Texto seleccionado ▸
++++++++
Columna aparecida hoy en Clarín, 21-8-2020
La angustia de millones de hogares argentinos por la situación deficitaria en materia de empleo y de ingresos suficientes se potencia si no acertamos a enfocar adecuadamente tanto la fotografía del momento como, de manera especial, la película en la que estamos inmersos.
Un botón de muestra es la descripción de lo que pasa con el empleo. En los años últimos, sea por desconocimiento o por mala intención, se ha repetido en variados ámbitos que se han perdido miles de puestos de trabajo.
Veamos. Según las recomendaciones de la OIT adoptadas por las estadísticas oficiales en Argentina, los ocupados son las personas que han trabajado un mínimo de horas durante un lapso de referencia. Todos ellos pueden desempeñarse en diversas “posiciones” dentro del proceso productivo, es decir Asalariados o No Asalariados, por ejemplo.
Ente los primeros puede tratarse de personal en relación de dependencia cuyo vínculo laboral se establece de acuerdo a las normativas legales correspondientes (a los que llamamos asalariados registrados) o bien de personal dependiente con vinculación “irregular” a los que llamamos no registrados o precarios (a veces, para enturbiar las cosas, también se les da el nombre de “informales” pero agrega ambigüedad y no precisión a la descripción). También los asalariados pueden depender de un empleador privado o de uno estatal (público).
Por su parte los No Asalariados pueden ser trabajadores por cuenta propia o empleadores los que también podrán o no estar registrados en el sistema de seguridad social.
De manera que si hablamos del conjunto de la fuerza laboral sobre la que formulamos una apreciación, lo lógico es que aludamos a la totalidad de sus partes componentes.
Desde ese punto de vista, una aproximación a lo ocurrido en los últimos cuatro años puede lograrse comparando los resultados de la Cuenta Generación del Ingreso e Insumo de Mano de Obra elaborada por la Dirección de Cuentas Nacionales de INDEC. Entre el primer trimestre de 2016 e igual lapso de 2020 los resultados indican que se crearon más de un millón de nuevos puestos de trabajo (incluso un poco más si no contamos el primer trimestre de este año).
++++++++
Datos proporcionados ▸
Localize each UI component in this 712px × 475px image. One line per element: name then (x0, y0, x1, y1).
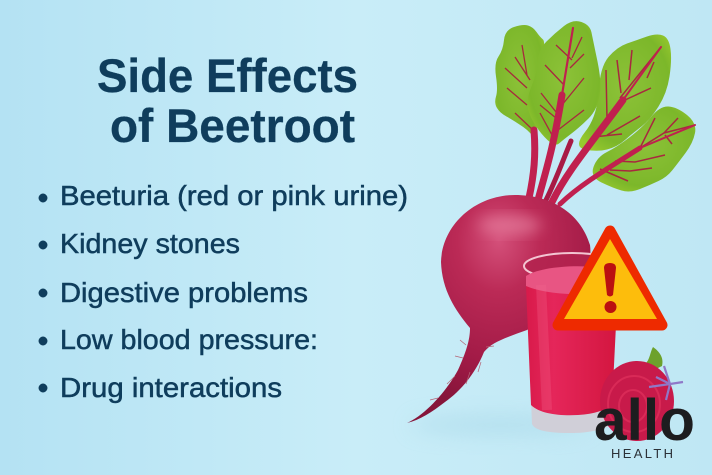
logo subtitle: HEALTH (611, 446, 673, 461)
logo accent (649, 366, 683, 400)
title (97, 49, 358, 152)
illustration: glass of beet juice (524, 253, 620, 433)
leaf: back left (495, 25, 544, 142)
title: Side Effects (97, 49, 358, 102)
icon: warning triangle (558, 231, 662, 325)
illustration: beetroot leaves (495, 21, 695, 204)
item: kidney stones: Kidney stones (60, 228, 240, 259)
item: beeturia: Beeturia (red or pink urine) (60, 180, 408, 211)
glass rim interior (524, 253, 620, 279)
illustration: beetroot body (407, 195, 590, 423)
list: side effects (39, 180, 408, 403)
illustration: sliced beet (600, 347, 674, 441)
leaf: centre front (527, 21, 600, 145)
stem: centre (538, 28, 573, 200)
exclamation mark (604, 263, 616, 313)
stem: back left (529, 130, 535, 198)
juice surface (526, 266, 620, 294)
item: drug interactions: Drug interactions (60, 372, 282, 403)
juice shadow (410, 415, 590, 435)
glass base (531, 395, 616, 433)
juice (526, 285, 618, 415)
leaf: lower right (593, 106, 695, 191)
logo: allo health (594, 366, 695, 461)
item: low blood pressure: Low blood pressure: (60, 324, 318, 355)
title: of Beetroot (110, 99, 355, 152)
leaf: back right (579, 34, 671, 151)
item: digestive problems: Digestive problems (60, 277, 308, 308)
logo wordmark: allo (594, 388, 695, 453)
stems: centre and right (546, 47, 695, 204)
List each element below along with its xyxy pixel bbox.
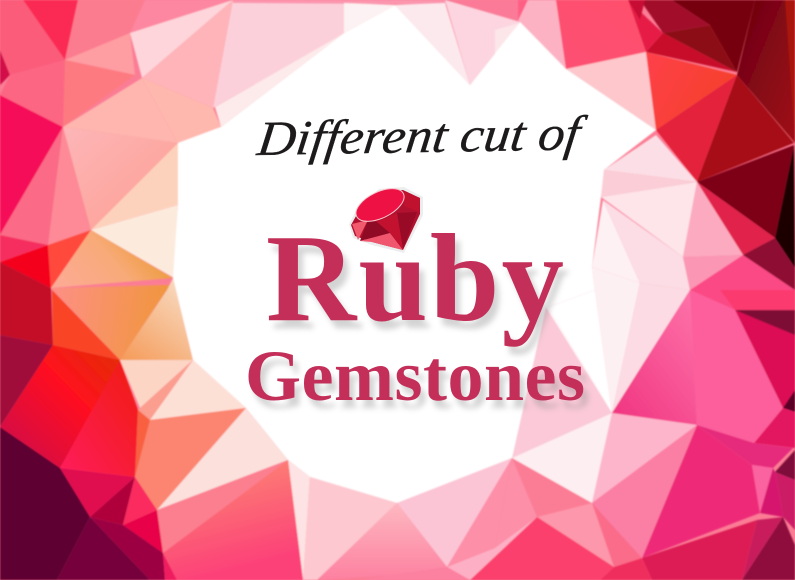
script heading: Different cut of bbox=[254, 105, 590, 166]
white facet right of the title bbox=[548, 290, 612, 413]
mosaic: bottom-center facets bbox=[288, 458, 537, 580]
mosaic: top-right facets bbox=[445, 0, 795, 310]
mosaic: lower-left facets bbox=[0, 230, 303, 580]
title: Gemstones: Gemstones bbox=[250, 344, 590, 424]
title: Gemstones: Gemstones bbox=[245, 336, 585, 416]
pink facet behind the title bbox=[512, 307, 612, 458]
title: Ruby: Ruby bbox=[271, 218, 569, 356]
title: Ruby: Ruby bbox=[266, 210, 564, 348]
mosaic: top-left facets bbox=[0, 0, 520, 278]
central white area bbox=[173, 5, 656, 503]
mosaic: bottom-right facets bbox=[470, 267, 795, 580]
icon: ruby gem bbox=[349, 182, 423, 253]
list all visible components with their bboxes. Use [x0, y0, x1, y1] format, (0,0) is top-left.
++++++++
Ejercicio planteado A ▸ Enumera todas las palabras que la columna sobre el empleo pone entre comillas.
Ejercicio planteado B ▸ En los registros, sustituye "back left" por "rear left" desde la línea con "logo subtitle: HEALTH (611, 446, 673, 461)" hasta la línea con "title: Side Effects (97, 49, 358, 102)", ambas incluidas. Deja todo lo demás igual y escribe solo esas líneas.
La columna y los registros no tienen relación entre sí.

Respuesta final A ▸ posiciones, irregular, informales

Respuesta final B ▸
logo subtitle: HEALTH (611, 446, 673, 461)
logo accent (649, 366, 683, 400)
title (97, 49, 358, 152)
illustration: glass of beet juice (524, 253, 620, 433)
leaf: rear left (495, 25, 544, 142)
title: Side Effects (97, 49, 358, 102)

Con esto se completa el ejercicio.